INPUT RECORDS

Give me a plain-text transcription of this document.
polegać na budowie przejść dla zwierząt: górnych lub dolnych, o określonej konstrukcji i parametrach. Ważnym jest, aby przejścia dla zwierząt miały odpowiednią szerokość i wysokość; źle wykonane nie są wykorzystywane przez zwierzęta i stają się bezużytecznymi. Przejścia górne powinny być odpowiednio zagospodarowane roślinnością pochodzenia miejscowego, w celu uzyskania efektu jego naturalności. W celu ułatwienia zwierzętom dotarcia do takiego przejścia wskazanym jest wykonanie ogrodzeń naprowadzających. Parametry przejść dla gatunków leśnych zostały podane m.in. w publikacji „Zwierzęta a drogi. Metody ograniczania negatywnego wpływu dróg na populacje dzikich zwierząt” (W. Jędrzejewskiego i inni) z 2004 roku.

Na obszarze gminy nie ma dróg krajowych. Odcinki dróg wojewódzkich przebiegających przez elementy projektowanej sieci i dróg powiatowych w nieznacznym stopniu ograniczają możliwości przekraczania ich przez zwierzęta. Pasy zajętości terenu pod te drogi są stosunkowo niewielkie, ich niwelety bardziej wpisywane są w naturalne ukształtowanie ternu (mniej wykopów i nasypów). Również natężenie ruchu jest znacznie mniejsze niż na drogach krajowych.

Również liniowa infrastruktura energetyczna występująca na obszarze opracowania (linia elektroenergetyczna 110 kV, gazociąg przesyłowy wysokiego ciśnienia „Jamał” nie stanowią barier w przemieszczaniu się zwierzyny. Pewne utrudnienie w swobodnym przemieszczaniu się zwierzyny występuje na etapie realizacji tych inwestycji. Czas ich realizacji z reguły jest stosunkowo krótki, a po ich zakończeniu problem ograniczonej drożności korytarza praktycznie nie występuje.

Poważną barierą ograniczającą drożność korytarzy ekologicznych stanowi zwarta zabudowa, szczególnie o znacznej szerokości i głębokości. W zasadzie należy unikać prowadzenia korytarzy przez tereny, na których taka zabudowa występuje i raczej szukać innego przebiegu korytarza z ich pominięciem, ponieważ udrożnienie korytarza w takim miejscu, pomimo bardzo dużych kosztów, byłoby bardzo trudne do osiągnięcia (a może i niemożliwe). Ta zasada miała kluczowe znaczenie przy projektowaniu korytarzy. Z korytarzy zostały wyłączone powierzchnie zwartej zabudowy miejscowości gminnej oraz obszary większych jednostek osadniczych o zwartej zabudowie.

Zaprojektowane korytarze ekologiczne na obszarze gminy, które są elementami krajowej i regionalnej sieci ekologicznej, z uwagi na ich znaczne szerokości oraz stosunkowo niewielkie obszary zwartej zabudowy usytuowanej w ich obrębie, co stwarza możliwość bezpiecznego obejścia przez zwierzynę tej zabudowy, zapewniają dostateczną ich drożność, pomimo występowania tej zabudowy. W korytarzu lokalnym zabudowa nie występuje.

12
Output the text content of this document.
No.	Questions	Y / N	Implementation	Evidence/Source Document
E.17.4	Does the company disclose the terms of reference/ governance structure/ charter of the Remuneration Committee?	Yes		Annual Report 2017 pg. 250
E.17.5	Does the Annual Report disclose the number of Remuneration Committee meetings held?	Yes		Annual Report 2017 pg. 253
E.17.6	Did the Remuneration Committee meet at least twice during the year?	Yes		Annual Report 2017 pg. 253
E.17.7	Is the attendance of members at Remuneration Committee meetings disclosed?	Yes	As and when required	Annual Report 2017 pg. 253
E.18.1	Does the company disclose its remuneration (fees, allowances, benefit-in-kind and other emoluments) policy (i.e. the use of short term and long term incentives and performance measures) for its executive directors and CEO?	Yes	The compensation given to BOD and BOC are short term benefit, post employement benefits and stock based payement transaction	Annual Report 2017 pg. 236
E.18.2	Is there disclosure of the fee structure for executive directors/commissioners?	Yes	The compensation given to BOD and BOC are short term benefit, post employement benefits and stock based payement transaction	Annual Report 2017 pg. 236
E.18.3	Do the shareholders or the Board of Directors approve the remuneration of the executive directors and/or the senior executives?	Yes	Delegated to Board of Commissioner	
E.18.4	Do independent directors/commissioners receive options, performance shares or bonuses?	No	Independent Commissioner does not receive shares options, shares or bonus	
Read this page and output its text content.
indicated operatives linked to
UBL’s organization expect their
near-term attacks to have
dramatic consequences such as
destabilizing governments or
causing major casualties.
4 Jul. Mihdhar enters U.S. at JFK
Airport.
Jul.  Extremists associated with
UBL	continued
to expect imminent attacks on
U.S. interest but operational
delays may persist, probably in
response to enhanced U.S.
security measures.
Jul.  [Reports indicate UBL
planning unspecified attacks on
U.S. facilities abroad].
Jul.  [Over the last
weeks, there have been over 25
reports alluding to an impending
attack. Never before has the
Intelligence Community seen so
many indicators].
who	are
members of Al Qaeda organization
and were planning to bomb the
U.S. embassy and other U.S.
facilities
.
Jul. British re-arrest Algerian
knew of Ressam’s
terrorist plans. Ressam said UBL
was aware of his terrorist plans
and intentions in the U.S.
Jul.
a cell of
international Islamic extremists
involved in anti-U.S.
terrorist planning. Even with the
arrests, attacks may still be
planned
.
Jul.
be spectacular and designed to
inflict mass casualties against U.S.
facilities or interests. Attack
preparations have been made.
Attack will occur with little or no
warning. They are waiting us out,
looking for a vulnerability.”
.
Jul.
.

THE TASK
Send back each record exactly as it stands.

FULL OUTPUT
Give me a plain-text transcription of this document.
polegać na budowie przejść dla zwierząt: górnych lub dolnych, o określonej konstrukcji i parametrach. Ważnym jest, aby przejścia dla zwierząt miały odpowiednią szerokość i wysokość; źle wykonane nie są wykorzystywane przez zwierzęta i stają się bezużytecznymi. Przejścia górne powinny być odpowiednio zagospodarowane roślinnością pochodzenia miejscowego, w celu uzyskania efektu jego naturalności. W celu ułatwienia zwierzętom dotarcia do takiego przejścia wskazanym jest wykonanie ogrodzeń naprowadzających. Parametry przejść dla gatunków leśnych zostały podane m.in. w publikacji „Zwierzęta a drogi. Metody ograniczania negatywnego wpływu dróg na populacje dzikich zwierząt” (W. Jędrzejewskiego i inni) z 2004 roku.

Na obszarze gminy nie ma dróg krajowych. Odcinki dróg wojewódzkich przebiegających przez elementy projektowanej sieci i dróg powiatowych w nieznacznym stopniu ograniczają możliwości przekraczania ich przez zwierzęta. Pasy zajętości terenu pod te drogi są stosunkowo niewielkie, ich niwelety bardziej wpisywane są w naturalne ukształtowanie ternu (mniej wykopów i nasypów). Również natężenie ruchu jest znacznie mniejsze niż na drogach krajowych.

Również liniowa infrastruktura energetyczna występująca na obszarze opracowania (linia elektroenergetyczna 110 kV, gazociąg przesyłowy wysokiego ciśnienia „Jamał” nie stanowią barier w przemieszczaniu się zwierzyny. Pewne utrudnienie w swobodnym przemieszczaniu się zwierzyny występuje na etapie realizacji tych inwestycji. Czas ich realizacji z reguły jest stosunkowo krótki, a po ich zakończeniu problem ograniczonej drożności korytarza praktycznie nie występuje.

Poważną barierą ograniczającą drożność korytarzy ekologicznych stanowi zwarta zabudowa, szczególnie o znacznej szerokości i głębokości. W zasadzie należy unikać prowadzenia korytarzy przez tereny, na których taka zabudowa występuje i raczej szukać innego przebiegu korytarza z ich pominięciem, ponieważ udrożnienie korytarza w takim miejscu, pomimo bardzo dużych kosztów, byłoby bardzo trudne do osiągnięcia (a może i niemożliwe). Ta zasada miała kluczowe znaczenie przy projektowaniu korytarzy. Z korytarzy zostały wyłączone powierzchnie zwartej zabudowy miejscowości gminnej oraz obszary większych jednostek osadniczych o zwartej zabudowie.

Zaprojektowane korytarze ekologiczne na obszarze gminy, które są elementami krajowej i regionalnej sieci ekologicznej, z uwagi na ich znaczne szerokości oraz stosunkowo niewielkie obszary zwartej zabudowy usytuowanej w ich obrębie, co stwarza możliwość bezpiecznego obejścia przez zwierzynę tej zabudowy, zapewniają dostateczną ich drożność, pomimo występowania tej zabudowy. W korytarzu lokalnym zabudowa nie występuje.

12
Output the text content of this document.
No.	Questions	Y / N	Implementation	Evidence/Source Document
E.17.4	Does the company disclose the terms of reference/ governance structure/ charter of the Remuneration Committee?	Yes		Annual Report 2017 pg. 250
E.17.5	Does the Annual Report disclose the number of Remuneration Committee meetings held?	Yes		Annual Report 2017 pg. 253
E.17.6	Did the Remuneration Committee meet at least twice during the year?	Yes		Annual Report 2017 pg. 253
E.17.7	Is the attendance of members at Remuneration Committee meetings disclosed?	Yes	As and when required	Annual Report 2017 pg. 253
E.18.1	Does the company disclose its remuneration (fees, allowances, benefit-in-kind and other emoluments) policy (i.e. the use of short term and long term incentives and performance measures) for its executive directors and CEO?	Yes	The compensation given to BOD and BOC are short term benefit, post employement benefits and stock based payement transaction	Annual Report 2017 pg. 236
E.18.2	Is there disclosure of the fee structure for executive directors/commissioners?	Yes	The compensation given to BOD and BOC are short term benefit, post employement benefits and stock based payement transaction	Annual Report 2017 pg. 236
E.18.3	Do the shareholders or the Board of Directors approve the remuneration of the executive directors and/or the senior executives?	Yes	Delegated to Board of Commissioner	
E.18.4	Do independent directors/commissioners receive options, performance shares or bonuses?	No	Independent Commissioner does not receive shares options, shares or bonus	
Read this page and output its text content.
indicated operatives linked to
UBL’s organization expect their
near-term attacks to have
dramatic consequences such as
destabilizing governments or
causing major casualties.
4 Jul. Mihdhar enters U.S. at JFK
Airport.
Jul.  Extremists associated with
UBL	continued
to expect imminent attacks on
U.S. interest but operational
delays may persist, probably in
response to enhanced U.S.
security measures.
Jul.  [Reports indicate UBL
planning unspecified attacks on
U.S. facilities abroad].
Jul.  [Over the last
weeks, there have been over 25
reports alluding to an impending
attack. Never before has the
Intelligence Community seen so
many indicators].
who	are
members of Al Qaeda organization
and were planning to bomb the
U.S. embassy and other U.S.
facilities
.
Jul. British re-arrest Algerian
knew of Ressam’s
terrorist plans. Ressam said UBL
was aware of his terrorist plans
and intentions in the U.S.
Jul.
a cell of
international Islamic extremists
involved in anti-U.S.
terrorist planning. Even with the
arrests, attacks may still be
planned
.
Jul.
be spectacular and designed to
inflict mass casualties against U.S.
facilities or interests. Attack
preparations have been made.
Attack will occur with little or no
warning. They are waiting us out,
looking for a vulnerability.”
.
Jul.
.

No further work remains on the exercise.